> Records shown
§

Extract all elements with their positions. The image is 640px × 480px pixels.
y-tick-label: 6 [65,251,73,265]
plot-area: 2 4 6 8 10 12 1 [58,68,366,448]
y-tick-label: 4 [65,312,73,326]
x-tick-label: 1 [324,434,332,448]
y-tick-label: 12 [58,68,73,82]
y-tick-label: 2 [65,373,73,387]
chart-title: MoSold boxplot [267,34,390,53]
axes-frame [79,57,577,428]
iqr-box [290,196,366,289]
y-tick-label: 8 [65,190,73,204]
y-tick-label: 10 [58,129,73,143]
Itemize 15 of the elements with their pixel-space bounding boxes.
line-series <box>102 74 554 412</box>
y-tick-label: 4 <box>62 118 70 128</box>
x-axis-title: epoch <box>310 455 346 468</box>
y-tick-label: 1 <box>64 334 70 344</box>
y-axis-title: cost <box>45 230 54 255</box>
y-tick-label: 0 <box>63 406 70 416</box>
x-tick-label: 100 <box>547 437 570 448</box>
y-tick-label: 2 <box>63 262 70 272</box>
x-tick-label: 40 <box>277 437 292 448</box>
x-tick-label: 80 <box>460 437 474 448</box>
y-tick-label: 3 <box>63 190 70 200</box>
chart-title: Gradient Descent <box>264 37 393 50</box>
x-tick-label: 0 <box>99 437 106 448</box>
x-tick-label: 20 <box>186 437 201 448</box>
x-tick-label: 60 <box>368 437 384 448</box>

§

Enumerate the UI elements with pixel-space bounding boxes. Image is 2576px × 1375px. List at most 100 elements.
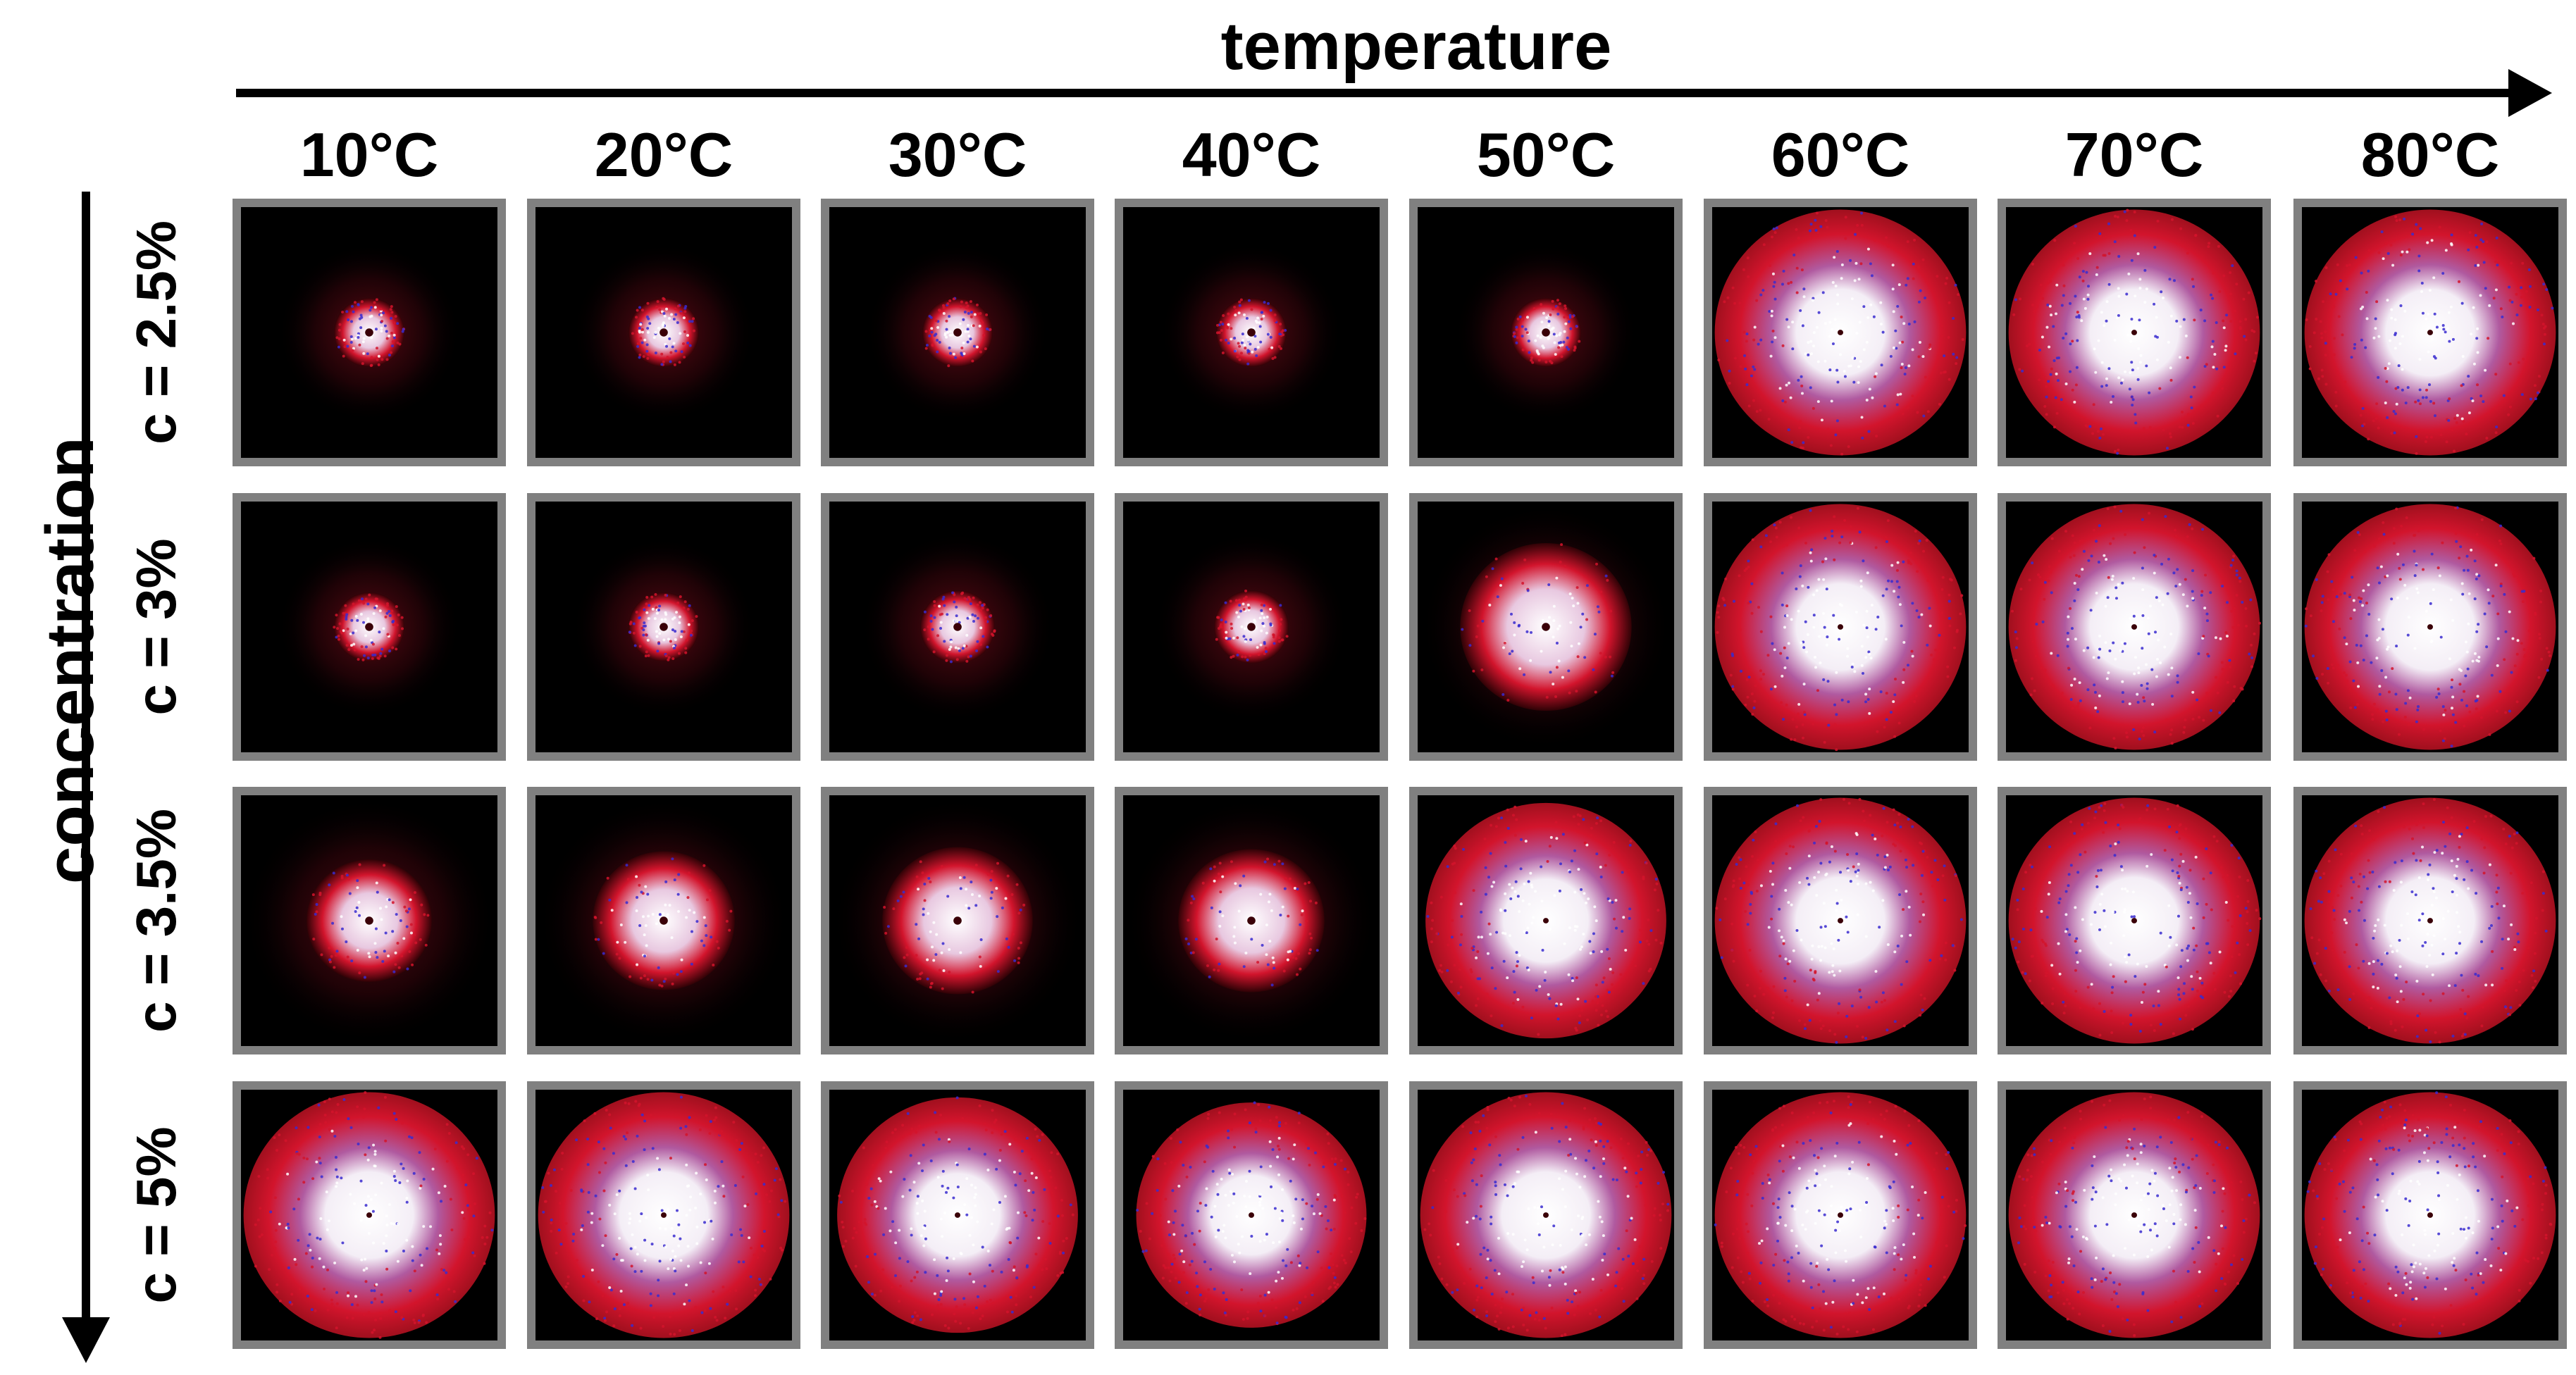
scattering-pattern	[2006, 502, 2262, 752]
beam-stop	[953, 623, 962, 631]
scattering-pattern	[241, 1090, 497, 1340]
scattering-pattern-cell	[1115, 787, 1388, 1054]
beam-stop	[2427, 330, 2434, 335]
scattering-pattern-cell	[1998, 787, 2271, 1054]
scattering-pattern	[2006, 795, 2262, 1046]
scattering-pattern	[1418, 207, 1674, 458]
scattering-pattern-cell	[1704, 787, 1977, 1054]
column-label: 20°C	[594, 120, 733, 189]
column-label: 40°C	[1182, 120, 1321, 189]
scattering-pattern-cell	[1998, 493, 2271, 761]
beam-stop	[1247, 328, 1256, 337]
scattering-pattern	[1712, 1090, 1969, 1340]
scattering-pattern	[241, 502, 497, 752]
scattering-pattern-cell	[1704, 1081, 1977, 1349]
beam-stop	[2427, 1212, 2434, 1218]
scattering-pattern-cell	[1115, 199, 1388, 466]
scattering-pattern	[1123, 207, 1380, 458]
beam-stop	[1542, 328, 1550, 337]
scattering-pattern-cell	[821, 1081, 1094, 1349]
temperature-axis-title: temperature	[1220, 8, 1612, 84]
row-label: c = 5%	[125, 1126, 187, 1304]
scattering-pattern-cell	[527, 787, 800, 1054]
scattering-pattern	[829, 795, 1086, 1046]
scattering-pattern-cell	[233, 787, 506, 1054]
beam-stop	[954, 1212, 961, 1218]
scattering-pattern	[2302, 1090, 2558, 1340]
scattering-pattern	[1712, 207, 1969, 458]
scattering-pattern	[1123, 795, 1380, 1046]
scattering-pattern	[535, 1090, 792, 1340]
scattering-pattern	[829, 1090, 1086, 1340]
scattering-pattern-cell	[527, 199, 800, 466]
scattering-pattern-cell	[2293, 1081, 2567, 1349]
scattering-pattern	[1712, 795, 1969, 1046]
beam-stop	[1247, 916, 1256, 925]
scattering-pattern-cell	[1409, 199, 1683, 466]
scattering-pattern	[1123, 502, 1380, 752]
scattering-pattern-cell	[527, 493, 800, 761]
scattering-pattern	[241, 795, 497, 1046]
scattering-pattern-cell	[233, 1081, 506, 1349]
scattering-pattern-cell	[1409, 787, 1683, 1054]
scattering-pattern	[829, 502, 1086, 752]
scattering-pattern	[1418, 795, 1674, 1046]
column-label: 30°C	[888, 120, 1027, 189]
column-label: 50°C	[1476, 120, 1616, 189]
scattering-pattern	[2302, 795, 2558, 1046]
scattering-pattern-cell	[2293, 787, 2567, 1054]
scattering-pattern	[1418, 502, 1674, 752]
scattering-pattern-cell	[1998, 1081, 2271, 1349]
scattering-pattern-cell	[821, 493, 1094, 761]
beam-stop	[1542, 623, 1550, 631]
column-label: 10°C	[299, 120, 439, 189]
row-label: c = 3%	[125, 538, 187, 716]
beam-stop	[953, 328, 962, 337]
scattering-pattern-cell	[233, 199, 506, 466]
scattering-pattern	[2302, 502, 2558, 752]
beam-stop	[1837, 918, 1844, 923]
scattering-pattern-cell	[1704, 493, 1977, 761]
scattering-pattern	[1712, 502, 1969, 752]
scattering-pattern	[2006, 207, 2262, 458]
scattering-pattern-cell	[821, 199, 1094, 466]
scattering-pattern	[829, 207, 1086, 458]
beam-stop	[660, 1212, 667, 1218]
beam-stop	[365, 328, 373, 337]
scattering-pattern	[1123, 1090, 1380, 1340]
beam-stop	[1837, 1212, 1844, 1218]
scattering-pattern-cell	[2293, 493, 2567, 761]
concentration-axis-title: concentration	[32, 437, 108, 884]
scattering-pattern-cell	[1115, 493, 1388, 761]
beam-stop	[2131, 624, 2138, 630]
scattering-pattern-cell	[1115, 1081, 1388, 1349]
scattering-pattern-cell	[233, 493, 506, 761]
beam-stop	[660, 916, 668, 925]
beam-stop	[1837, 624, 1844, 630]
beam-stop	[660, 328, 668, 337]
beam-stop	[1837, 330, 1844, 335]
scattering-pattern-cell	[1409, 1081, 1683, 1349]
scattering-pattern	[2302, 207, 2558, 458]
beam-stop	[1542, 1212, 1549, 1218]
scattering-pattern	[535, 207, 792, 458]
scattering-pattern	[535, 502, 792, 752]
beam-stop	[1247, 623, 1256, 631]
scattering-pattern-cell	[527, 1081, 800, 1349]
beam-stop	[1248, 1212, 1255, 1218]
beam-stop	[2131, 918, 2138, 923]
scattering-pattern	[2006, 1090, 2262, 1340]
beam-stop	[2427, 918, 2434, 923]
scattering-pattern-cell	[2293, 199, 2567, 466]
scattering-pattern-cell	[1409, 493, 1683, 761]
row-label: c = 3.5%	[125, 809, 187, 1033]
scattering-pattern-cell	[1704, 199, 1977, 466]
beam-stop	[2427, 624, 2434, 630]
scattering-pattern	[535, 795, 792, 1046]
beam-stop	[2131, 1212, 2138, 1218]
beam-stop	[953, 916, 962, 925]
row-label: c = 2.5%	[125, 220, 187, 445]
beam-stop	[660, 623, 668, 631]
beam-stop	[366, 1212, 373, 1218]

§

> To do
Revise the lines of the material starting at the line containing "Extract all elements" and ending at the line containing "y-tick-label: 2 [65,373,73,387]", replacing "y-tick-label" with "y-axis-label" and leaving everything else unchanged. Reproduce only those lines.

> Result
Extract all elements with their positions. The image is 640px × 480px pixels.
y-axis-label: 6 [65,251,73,265]
plot-area: 2 4 6 8 10 12 1 [58,68,366,448]
y-axis-label: 4 [65,312,73,326]
x-tick-label: 1 [324,434,332,448]
y-axis-label: 12 [58,68,73,82]
y-axis-label: 2 [65,373,73,387]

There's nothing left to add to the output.